### WHAT TO PRODUCE:
Using the data that follows, state the number of lines holding the word "them", and give no other output.

### EXTRACTED RECORDS:
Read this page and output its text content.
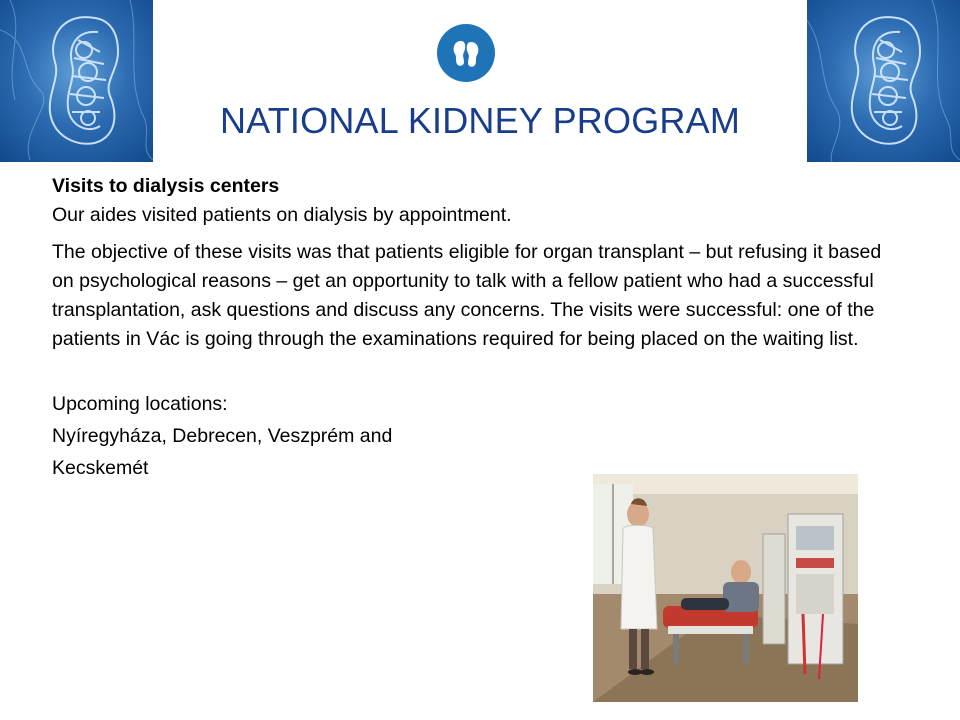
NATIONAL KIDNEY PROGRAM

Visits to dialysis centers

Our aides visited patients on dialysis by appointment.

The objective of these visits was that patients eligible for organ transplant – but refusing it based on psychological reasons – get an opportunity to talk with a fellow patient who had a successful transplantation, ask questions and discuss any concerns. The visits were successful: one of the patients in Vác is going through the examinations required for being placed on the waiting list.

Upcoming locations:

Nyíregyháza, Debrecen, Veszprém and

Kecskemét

--

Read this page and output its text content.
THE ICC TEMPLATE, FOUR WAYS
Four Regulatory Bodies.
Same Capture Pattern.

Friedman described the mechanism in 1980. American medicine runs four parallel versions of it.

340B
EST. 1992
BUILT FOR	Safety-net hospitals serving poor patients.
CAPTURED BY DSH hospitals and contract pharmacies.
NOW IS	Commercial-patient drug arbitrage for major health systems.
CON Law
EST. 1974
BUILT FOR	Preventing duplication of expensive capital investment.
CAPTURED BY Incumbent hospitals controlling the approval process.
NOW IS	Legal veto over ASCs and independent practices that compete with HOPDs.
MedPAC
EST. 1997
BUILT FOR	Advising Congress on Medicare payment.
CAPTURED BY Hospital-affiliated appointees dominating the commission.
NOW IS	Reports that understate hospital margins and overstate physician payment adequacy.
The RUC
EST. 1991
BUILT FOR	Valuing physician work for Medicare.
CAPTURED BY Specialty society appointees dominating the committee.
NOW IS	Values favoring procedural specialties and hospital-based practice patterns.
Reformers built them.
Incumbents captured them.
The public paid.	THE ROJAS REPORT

### ANSWER SECTION:
2